### The problem
Find the lines below that contain the string "screenshot". Copy each one.

Dataset entries on figures:
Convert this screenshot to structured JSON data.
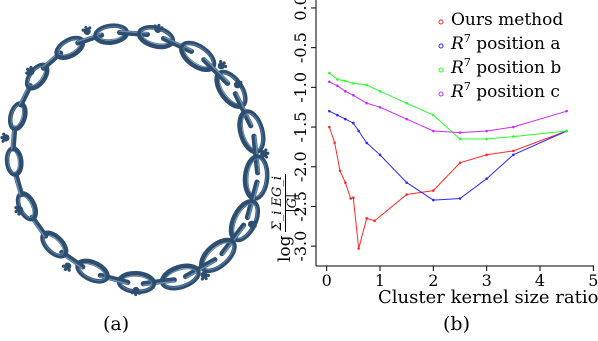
{
  "captions": {
    "left": "(a)",
    "right": "(b)"
  },
  "left_panel": {
    "image": "twisted-chain-ring-render",
    "color": "#2e4e70"
  },
  "chart_data": {
    "type": "line",
    "xlabel": "Cluster kernel size ratio",
    "ylabel_prefix": "log",
    "ylabel_numerator": "Σ_i EG_i",
    "ylabel_denominator": "|G|",
    "xlim": [
      -0.2,
      5.05
    ],
    "ylim": [
      -3.25,
      0.1
    ],
    "xticks": [
      0,
      1,
      2,
      3,
      4,
      5
    ],
    "yticks": [
      0.0,
      -0.5,
      -1.0,
      -1.5,
      -2.0,
      -2.5,
      -3.0
    ],
    "ytick_labels": [
      "0.0",
      "-0.5",
      "-1.0",
      "-1.5",
      "-2.0",
      "-2.5",
      "-3.0"
    ],
    "grid": false,
    "legend_position": "top-right",
    "series": [
      {
        "name": "Ours method",
        "color": "#ff2a2a",
        "x": [
          0.05,
          0.15,
          0.25,
          0.35,
          0.45,
          0.5,
          0.6,
          0.75,
          0.9,
          1.5,
          2.0,
          2.5,
          3.0,
          3.5,
          4.5
        ],
        "y": [
          -1.5,
          -1.7,
          -2.05,
          -2.2,
          -2.4,
          -2.39,
          -3.03,
          -2.65,
          -2.68,
          -2.35,
          -2.3,
          -1.95,
          -1.85,
          -1.8,
          -1.55
        ]
      },
      {
        "name": "R^7 position a",
        "color": "#2a2aff",
        "x": [
          0.05,
          0.2,
          0.35,
          0.5,
          0.6,
          0.75,
          1.0,
          1.5,
          2.0,
          2.5,
          3.0,
          3.5,
          4.5
        ],
        "y": [
          -1.3,
          -1.35,
          -1.4,
          -1.45,
          -1.55,
          -1.7,
          -1.85,
          -2.2,
          -2.42,
          -2.4,
          -2.15,
          -1.85,
          -1.55
        ]
      },
      {
        "name": "R^7 position b",
        "color": "#2aff2a",
        "x": [
          0.05,
          0.2,
          0.35,
          0.5,
          0.75,
          1.0,
          1.5,
          2.0,
          2.5,
          3.0,
          3.5,
          4.5
        ],
        "y": [
          -0.82,
          -0.9,
          -0.92,
          -0.95,
          -0.97,
          -1.05,
          -1.2,
          -1.35,
          -1.65,
          -1.65,
          -1.62,
          -1.55
        ]
      },
      {
        "name": "R^7 position c",
        "color": "#cc2aff",
        "x": [
          0.05,
          0.2,
          0.35,
          0.5,
          0.75,
          1.0,
          1.5,
          2.0,
          2.5,
          3.0,
          3.5,
          4.5
        ],
        "y": [
          -0.93,
          -0.98,
          -1.05,
          -1.1,
          -1.2,
          -1.25,
          -1.4,
          -1.55,
          -1.57,
          -1.55,
          -1.5,
          -1.3
        ]
      }
    ]
  }
}
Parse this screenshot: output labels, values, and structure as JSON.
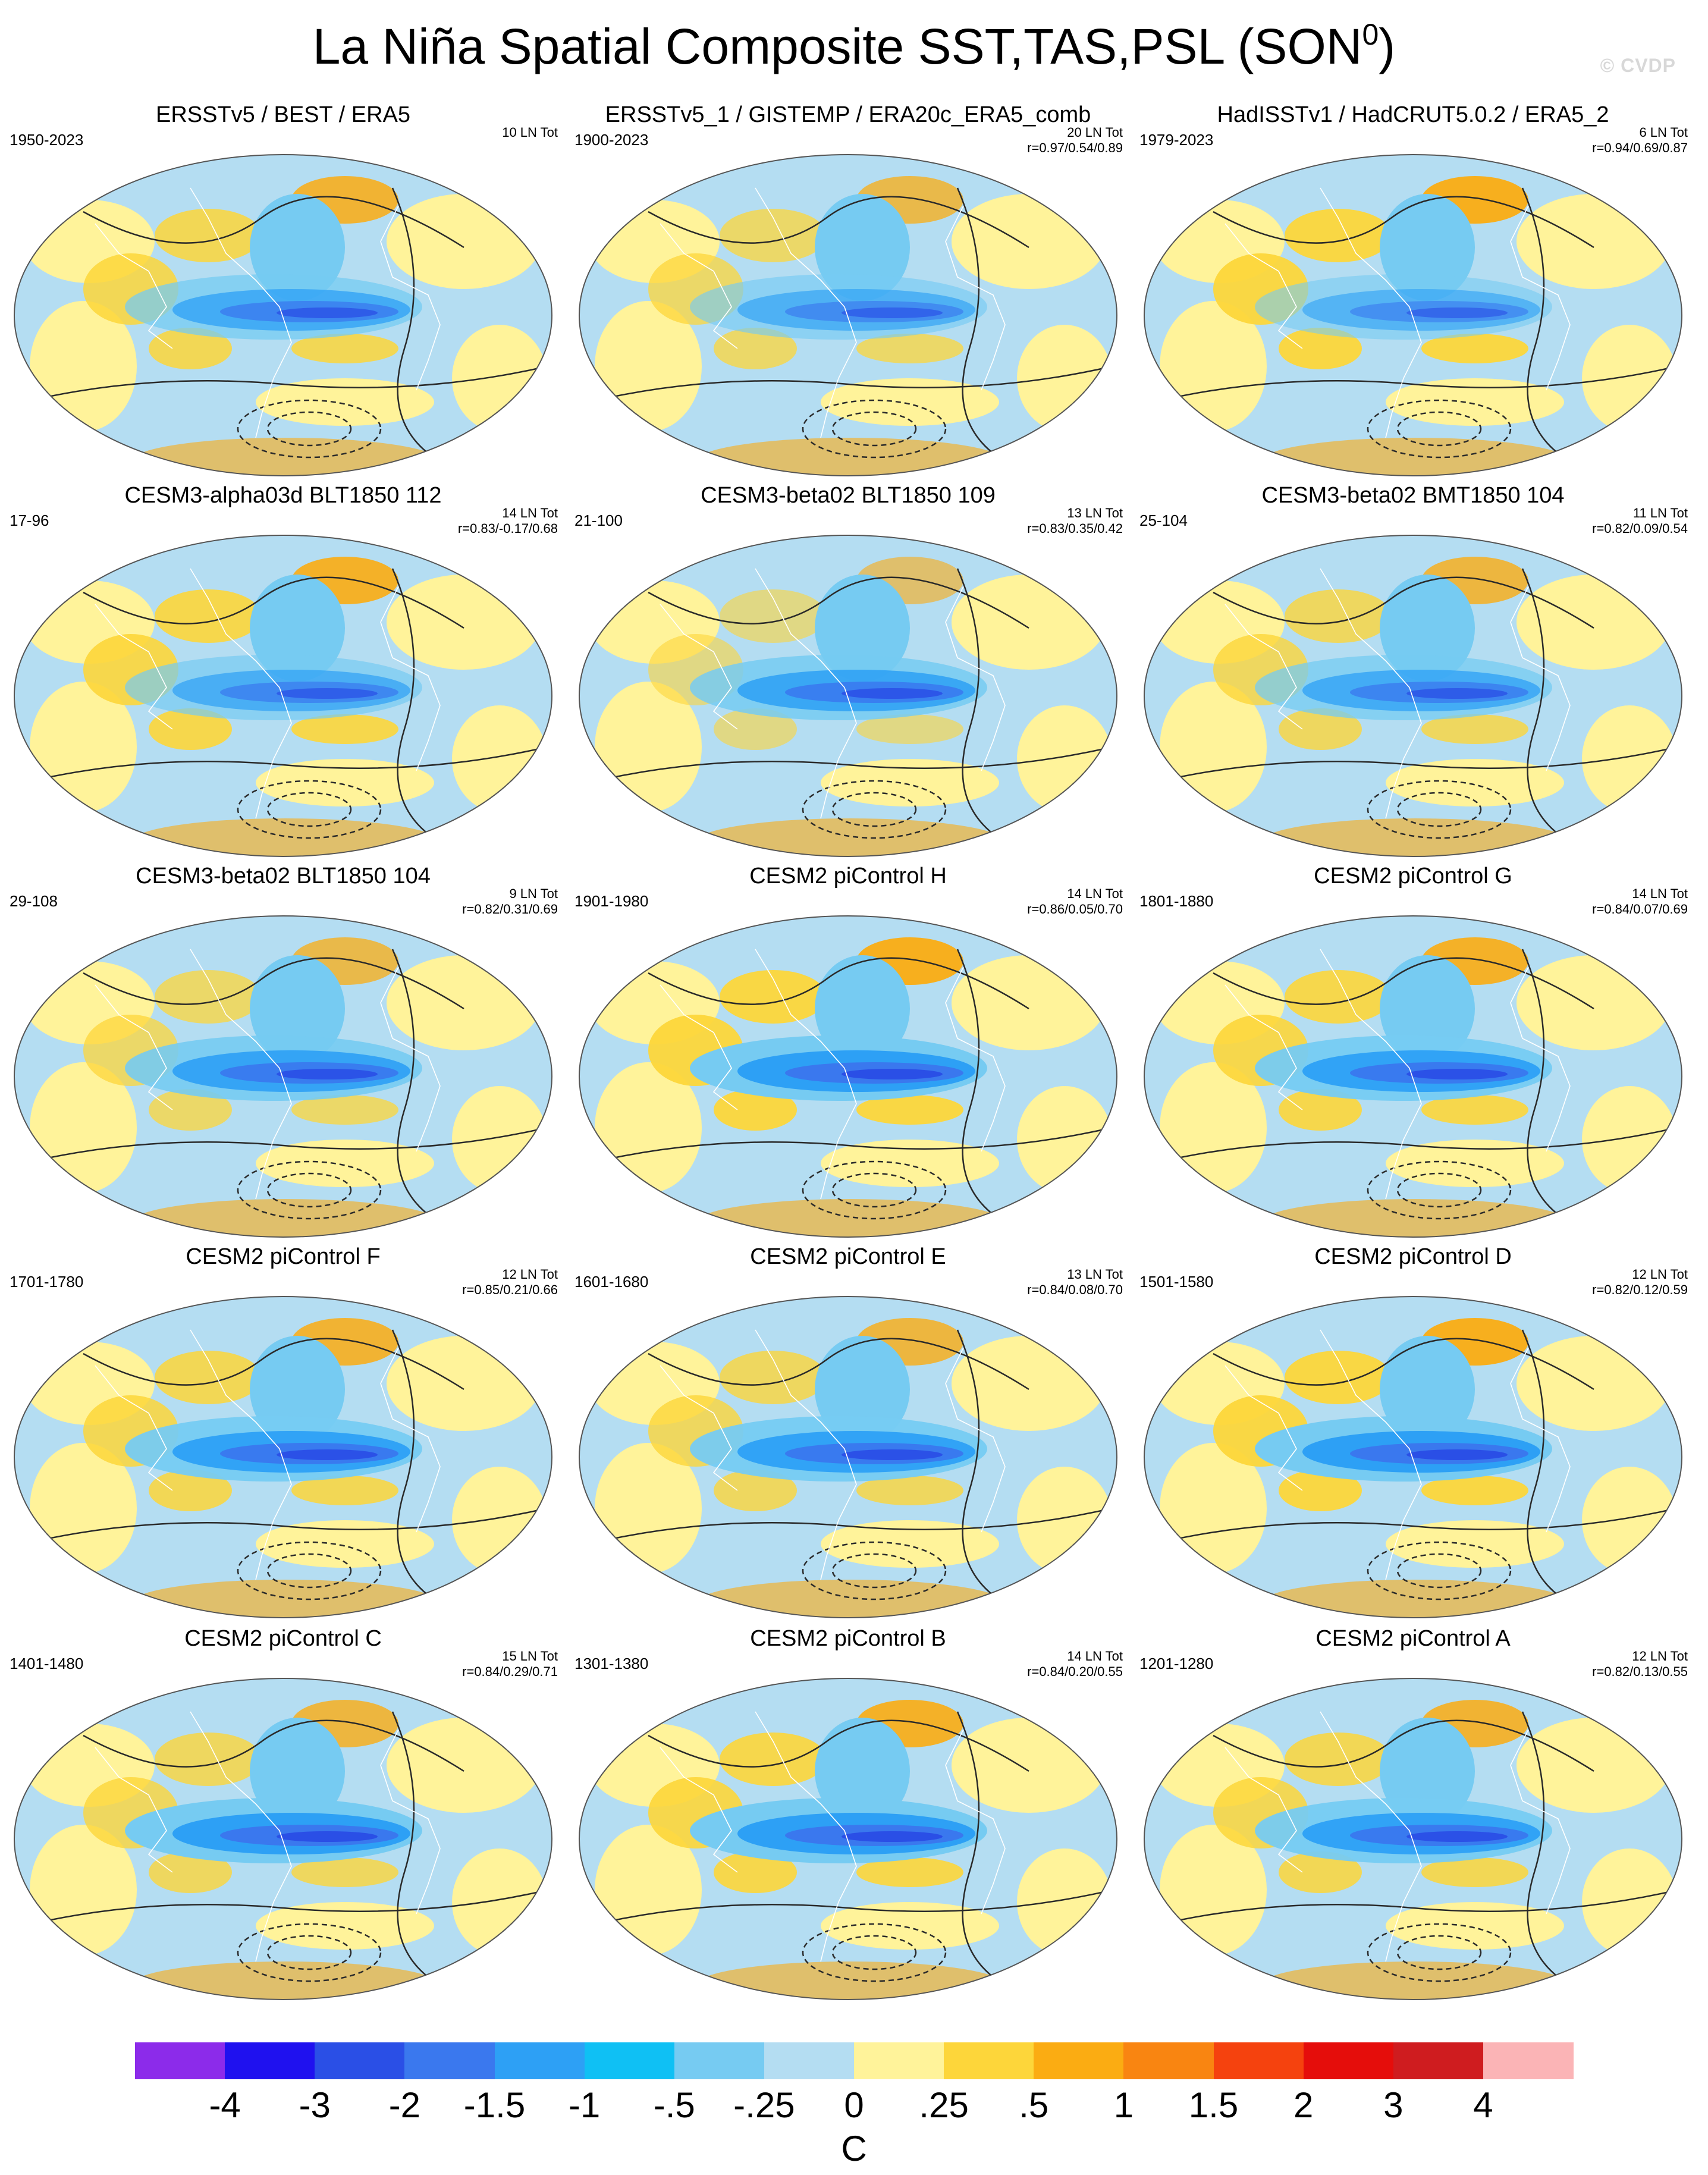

### Response to this task
Convert this screenshot to structured JSON data.
Parse this screenshot: output labels, values, and structure as JSON.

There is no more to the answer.